Short task → The entries below should be given again exactly, minus their pictures.

Records for this task →

## Begin

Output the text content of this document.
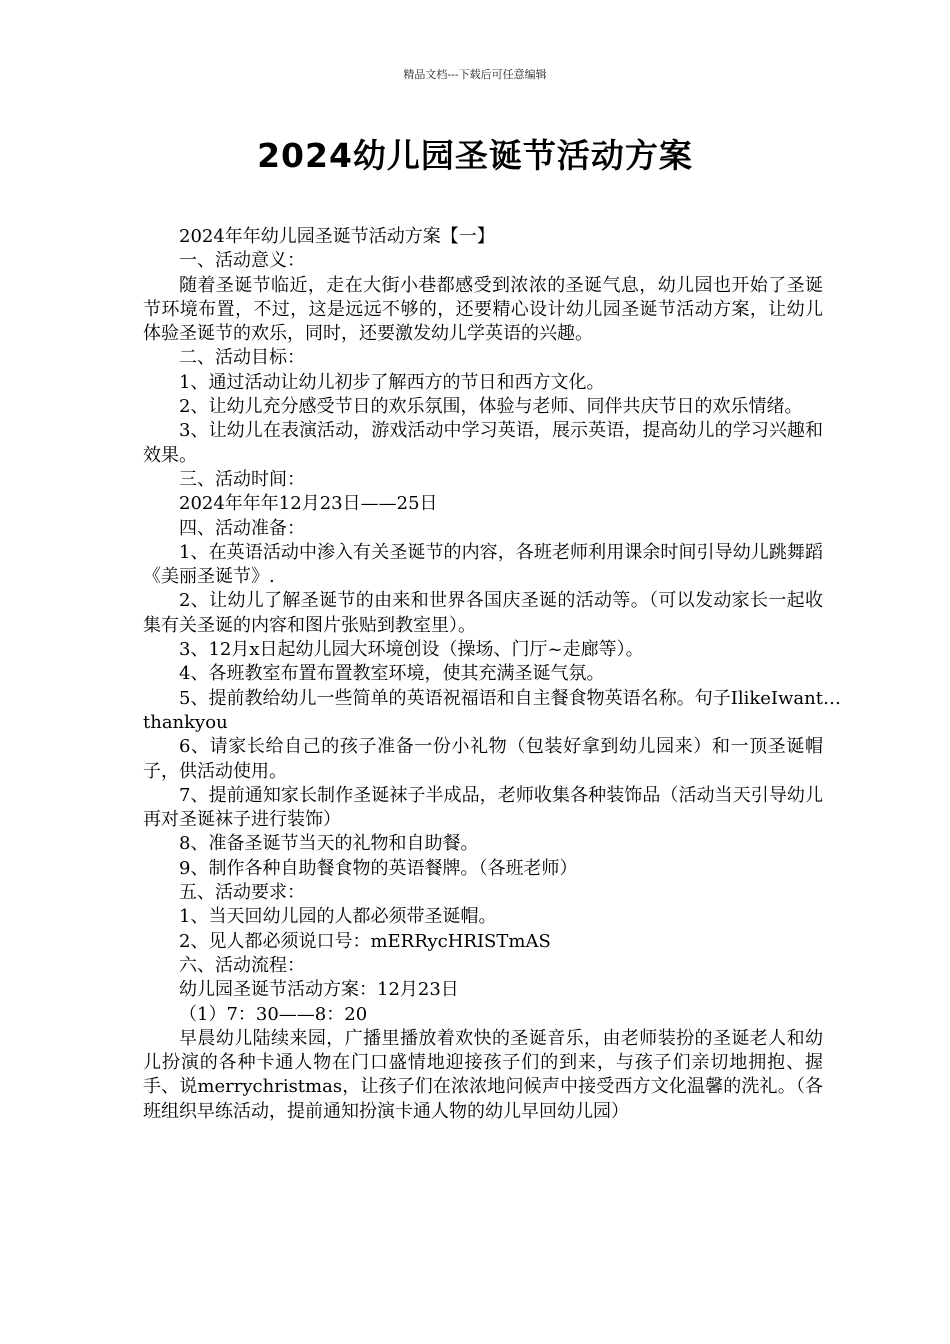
精品文档---下载后可任意编辑
2024幼儿园圣诞节活动方案

2024年年幼儿园圣诞节活动方案【一】

一、活动意义：

随着圣诞节临近，走在大街小巷都感受到浓浓的圣诞气息，幼儿园也开始了圣诞节环境布置，不过，这是远远不够的，还要精心设计幼儿园圣诞节活动方案，让幼儿体验圣诞节的欢乐，同时，还要激发幼儿学英语的兴趣。

二、活动目标：

1、通过活动让幼儿初步了解西方的节日和西方文化。

2、让幼儿充分感受节日的欢乐氛围，体验与老师、同伴共庆节日的欢乐情绪。

3、让幼儿在表演活动，游戏活动中学习英语，展示英语，提高幼儿的学习兴趣和效果。

三、活动时间：

2024年年年12月23日——25日

四、活动准备：

1、在英语活动中渗入有关圣诞节的内容，各班老师利用课余时间引导幼儿跳舞蹈《美丽圣诞节》.

2、让幼儿了解圣诞节的由来和世界各国庆圣诞的活动等。（可以发动家长一起收集有关圣诞的内容和图片张贴到教室里）。

3、12月x日起幼儿园大环境创设（操场、门厅~走廊等）。

4、各班教室布置布置教室环境，使其充满圣诞气氛。

5、提前教给幼儿一些简单的英语祝福语和自主餐食物英语名称。句子IlikeIwant…thankyou

6、请家长给自己的孩子准备一份小礼物（包装好拿到幼儿园来）和一顶圣诞帽子，供活动使用。

7、提前通知家长制作圣诞袜子半成品，老师收集各种装饰品（活动当天引导幼儿再对圣诞袜子进行装饰）

8、准备圣诞节当天的礼物和自助餐。

9、制作各种自助餐食物的英语餐牌。（各班老师）

五、活动要求：

1、当天回幼儿园的人都必须带圣诞帽。

2、见人都必须说口号：mERRycHRISTmAS

六、活动流程：

幼儿园圣诞节活动方案：12月23日

（1）7：30——8：20

早晨幼儿陆续来园，广播里播放着欢快的圣诞音乐，由老师装扮的圣诞老人和幼儿扮演的各种卡通人物在门口盛情地迎接孩子们的到来，与孩子们亲切地拥抱、握手、说merrychristmas，让孩子们在浓浓地问候声中接受西方文化温馨的洗礼。（各班组织早练活动，提前通知扮演卡通人物的幼儿早回幼儿园）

## End

Reply →
Output the text content of this document.
精品文档---下载后可任意编辑
2024幼儿园圣诞节活动方案

2024年年幼儿园圣诞节活动方案【一】

一、活动意义：

随着圣诞节临近，走在大街小巷都感受到浓浓的圣诞气息，幼儿园也开始了圣诞节环境布置，不过，这是远远不够的，还要精心设计幼儿园圣诞节活动方案，让幼儿体验圣诞节的欢乐，同时，还要激发幼儿学英语的兴趣。

二、活动目标：

1、通过活动让幼儿初步了解西方的节日和西方文化。

2、让幼儿充分感受节日的欢乐氛围，体验与老师、同伴共庆节日的欢乐情绪。

3、让幼儿在表演活动，游戏活动中学习英语，展示英语，提高幼儿的学习兴趣和效果。

三、活动时间：

2024年年年12月23日——25日

四、活动准备：

1、在英语活动中渗入有关圣诞节的内容，各班老师利用课余时间引导幼儿跳舞蹈《美丽圣诞节》.

2、让幼儿了解圣诞节的由来和世界各国庆圣诞的活动等。（可以发动家长一起收集有关圣诞的内容和图片张贴到教室里）。

3、12月x日起幼儿园大环境创设（操场、门厅~走廊等）。

4、各班教室布置布置教室环境，使其充满圣诞气氛。

5、提前教给幼儿一些简单的英语祝福语和自主餐食物英语名称。句子IlikeIwant…thankyou

6、请家长给自己的孩子准备一份小礼物（包装好拿到幼儿园来）和一顶圣诞帽子，供活动使用。

7、提前通知家长制作圣诞袜子半成品，老师收集各种装饰品（活动当天引导幼儿再对圣诞袜子进行装饰）

8、准备圣诞节当天的礼物和自助餐。

9、制作各种自助餐食物的英语餐牌。（各班老师）

五、活动要求：

1、当天回幼儿园的人都必须带圣诞帽。

2、见人都必须说口号：mERRycHRISTmAS

六、活动流程：

幼儿园圣诞节活动方案：12月23日

（1）7：30——8：20

早晨幼儿陆续来园，广播里播放着欢快的圣诞音乐，由老师装扮的圣诞老人和幼儿扮演的各种卡通人物在门口盛情地迎接孩子们的到来，与孩子们亲切地拥抱、握手、说merrychristmas，让孩子们在浓浓地问候声中接受西方文化温馨的洗礼。（各班组织早练活动，提前通知扮演卡通人物的幼儿早回幼儿园）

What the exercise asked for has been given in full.